* start Listing *
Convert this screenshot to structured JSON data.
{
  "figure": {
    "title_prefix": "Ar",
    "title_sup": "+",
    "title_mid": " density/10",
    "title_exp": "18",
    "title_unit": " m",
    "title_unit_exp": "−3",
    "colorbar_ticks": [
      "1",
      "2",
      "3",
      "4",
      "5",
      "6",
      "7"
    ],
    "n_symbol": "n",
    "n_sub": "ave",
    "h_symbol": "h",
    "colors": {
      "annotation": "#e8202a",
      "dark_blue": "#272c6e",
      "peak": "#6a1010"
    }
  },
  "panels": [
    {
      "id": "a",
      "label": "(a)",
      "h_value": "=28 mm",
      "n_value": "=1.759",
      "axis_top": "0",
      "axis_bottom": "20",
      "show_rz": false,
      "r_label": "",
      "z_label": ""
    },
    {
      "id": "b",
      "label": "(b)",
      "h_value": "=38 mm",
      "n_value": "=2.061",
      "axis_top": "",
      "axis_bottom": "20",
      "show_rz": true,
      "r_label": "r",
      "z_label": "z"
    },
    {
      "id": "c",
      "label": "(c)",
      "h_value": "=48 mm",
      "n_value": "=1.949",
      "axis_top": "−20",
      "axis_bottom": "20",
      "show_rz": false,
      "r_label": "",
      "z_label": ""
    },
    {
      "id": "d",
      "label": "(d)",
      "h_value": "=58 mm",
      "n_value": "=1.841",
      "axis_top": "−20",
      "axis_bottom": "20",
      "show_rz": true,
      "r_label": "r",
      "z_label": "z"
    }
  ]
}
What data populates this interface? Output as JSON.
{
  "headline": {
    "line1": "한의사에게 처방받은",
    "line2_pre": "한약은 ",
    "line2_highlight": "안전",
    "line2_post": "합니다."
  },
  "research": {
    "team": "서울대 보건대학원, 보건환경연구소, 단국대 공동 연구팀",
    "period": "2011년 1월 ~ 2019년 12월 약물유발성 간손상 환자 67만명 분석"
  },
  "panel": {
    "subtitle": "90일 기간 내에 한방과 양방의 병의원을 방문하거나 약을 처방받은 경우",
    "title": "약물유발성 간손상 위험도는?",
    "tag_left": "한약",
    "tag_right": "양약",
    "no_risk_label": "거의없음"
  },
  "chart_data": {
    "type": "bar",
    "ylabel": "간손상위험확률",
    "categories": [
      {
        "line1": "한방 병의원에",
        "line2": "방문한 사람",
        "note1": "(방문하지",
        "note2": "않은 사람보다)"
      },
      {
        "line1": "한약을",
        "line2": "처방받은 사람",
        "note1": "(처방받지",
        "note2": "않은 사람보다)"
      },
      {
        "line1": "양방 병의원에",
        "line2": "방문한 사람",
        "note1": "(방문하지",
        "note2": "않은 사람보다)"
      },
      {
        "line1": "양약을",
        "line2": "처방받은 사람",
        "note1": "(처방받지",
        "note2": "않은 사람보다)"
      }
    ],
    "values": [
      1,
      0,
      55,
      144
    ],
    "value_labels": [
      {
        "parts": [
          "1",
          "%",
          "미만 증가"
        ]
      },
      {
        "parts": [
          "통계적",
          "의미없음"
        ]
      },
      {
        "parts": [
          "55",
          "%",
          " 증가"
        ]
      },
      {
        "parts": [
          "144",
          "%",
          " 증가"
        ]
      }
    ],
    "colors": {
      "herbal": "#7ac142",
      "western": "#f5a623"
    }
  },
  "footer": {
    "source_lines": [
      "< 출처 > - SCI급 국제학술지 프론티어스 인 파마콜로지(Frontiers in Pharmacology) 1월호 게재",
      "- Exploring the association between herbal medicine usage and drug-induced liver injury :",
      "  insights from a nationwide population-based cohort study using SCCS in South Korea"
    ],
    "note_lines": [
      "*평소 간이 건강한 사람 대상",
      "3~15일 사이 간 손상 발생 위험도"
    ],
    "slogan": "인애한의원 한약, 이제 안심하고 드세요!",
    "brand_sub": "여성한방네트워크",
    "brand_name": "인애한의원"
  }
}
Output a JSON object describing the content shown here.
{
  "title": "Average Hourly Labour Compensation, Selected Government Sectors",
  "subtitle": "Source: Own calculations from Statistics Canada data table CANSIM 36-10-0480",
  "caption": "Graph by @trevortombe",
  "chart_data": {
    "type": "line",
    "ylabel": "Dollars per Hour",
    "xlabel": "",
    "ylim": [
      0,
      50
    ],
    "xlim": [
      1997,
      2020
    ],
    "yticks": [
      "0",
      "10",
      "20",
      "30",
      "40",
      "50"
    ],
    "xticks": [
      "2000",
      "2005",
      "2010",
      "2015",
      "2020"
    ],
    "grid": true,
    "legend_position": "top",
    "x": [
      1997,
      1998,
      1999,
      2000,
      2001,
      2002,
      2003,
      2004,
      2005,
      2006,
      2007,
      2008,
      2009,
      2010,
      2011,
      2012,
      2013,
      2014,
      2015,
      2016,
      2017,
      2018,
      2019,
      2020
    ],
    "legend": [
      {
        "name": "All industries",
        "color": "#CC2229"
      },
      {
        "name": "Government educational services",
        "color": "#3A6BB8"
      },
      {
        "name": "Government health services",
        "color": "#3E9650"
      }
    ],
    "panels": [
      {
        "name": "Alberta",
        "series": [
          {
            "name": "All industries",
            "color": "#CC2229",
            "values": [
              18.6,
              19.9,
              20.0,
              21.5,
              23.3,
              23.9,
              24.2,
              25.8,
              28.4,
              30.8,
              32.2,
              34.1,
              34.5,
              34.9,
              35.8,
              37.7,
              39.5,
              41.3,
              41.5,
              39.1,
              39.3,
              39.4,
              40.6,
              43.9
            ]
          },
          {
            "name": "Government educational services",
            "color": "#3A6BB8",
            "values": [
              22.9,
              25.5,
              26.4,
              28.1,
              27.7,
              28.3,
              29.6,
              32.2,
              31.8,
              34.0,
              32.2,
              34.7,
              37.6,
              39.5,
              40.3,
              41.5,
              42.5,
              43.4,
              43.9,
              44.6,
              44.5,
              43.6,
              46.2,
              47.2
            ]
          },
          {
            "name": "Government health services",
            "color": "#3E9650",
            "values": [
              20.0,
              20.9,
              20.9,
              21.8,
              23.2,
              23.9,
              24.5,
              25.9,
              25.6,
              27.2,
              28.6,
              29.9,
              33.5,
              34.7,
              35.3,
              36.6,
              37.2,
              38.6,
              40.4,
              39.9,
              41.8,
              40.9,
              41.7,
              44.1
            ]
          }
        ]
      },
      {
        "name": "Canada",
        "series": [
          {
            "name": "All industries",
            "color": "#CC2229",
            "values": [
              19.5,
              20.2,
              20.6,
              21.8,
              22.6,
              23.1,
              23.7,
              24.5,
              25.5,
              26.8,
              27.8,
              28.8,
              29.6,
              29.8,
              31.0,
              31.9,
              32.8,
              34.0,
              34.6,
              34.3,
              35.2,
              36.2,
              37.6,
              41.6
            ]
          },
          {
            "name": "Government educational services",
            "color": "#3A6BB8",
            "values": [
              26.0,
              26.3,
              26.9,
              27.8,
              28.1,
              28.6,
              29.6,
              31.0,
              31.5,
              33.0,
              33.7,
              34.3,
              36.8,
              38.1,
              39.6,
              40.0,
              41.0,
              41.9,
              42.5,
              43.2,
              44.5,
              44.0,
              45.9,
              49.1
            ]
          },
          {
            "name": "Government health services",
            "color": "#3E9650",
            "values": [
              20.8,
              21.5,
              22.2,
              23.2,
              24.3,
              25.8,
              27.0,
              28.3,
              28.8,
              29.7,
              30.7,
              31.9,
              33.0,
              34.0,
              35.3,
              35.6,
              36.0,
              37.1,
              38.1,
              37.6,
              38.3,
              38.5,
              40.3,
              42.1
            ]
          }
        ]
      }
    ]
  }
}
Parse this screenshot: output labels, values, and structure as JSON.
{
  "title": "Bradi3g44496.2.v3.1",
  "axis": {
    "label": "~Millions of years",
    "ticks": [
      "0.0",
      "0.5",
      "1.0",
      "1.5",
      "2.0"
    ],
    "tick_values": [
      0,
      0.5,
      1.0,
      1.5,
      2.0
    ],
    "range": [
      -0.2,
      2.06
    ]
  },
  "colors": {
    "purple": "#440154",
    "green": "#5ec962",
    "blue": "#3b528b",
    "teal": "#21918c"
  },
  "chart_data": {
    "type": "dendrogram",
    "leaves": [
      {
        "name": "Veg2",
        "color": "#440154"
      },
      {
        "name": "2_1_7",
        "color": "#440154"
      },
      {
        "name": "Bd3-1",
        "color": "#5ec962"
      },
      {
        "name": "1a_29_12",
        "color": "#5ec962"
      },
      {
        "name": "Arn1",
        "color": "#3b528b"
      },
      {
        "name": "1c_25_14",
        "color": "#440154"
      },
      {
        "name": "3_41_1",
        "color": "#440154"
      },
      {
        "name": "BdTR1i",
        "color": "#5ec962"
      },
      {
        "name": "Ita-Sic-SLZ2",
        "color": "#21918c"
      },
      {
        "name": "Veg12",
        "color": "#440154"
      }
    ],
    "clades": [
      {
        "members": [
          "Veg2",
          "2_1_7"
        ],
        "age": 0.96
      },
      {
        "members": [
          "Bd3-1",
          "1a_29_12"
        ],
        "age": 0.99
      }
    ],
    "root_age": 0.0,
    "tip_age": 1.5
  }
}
* end Listing *
### Problem details
Select every line of the material above holding the word "this" and copy it.

### Task solution
Convert this screenshot to structured JSON data.
What data populates this interface? Output as JSON.
Parse this screenshot: output labels, values, and structure as JSON.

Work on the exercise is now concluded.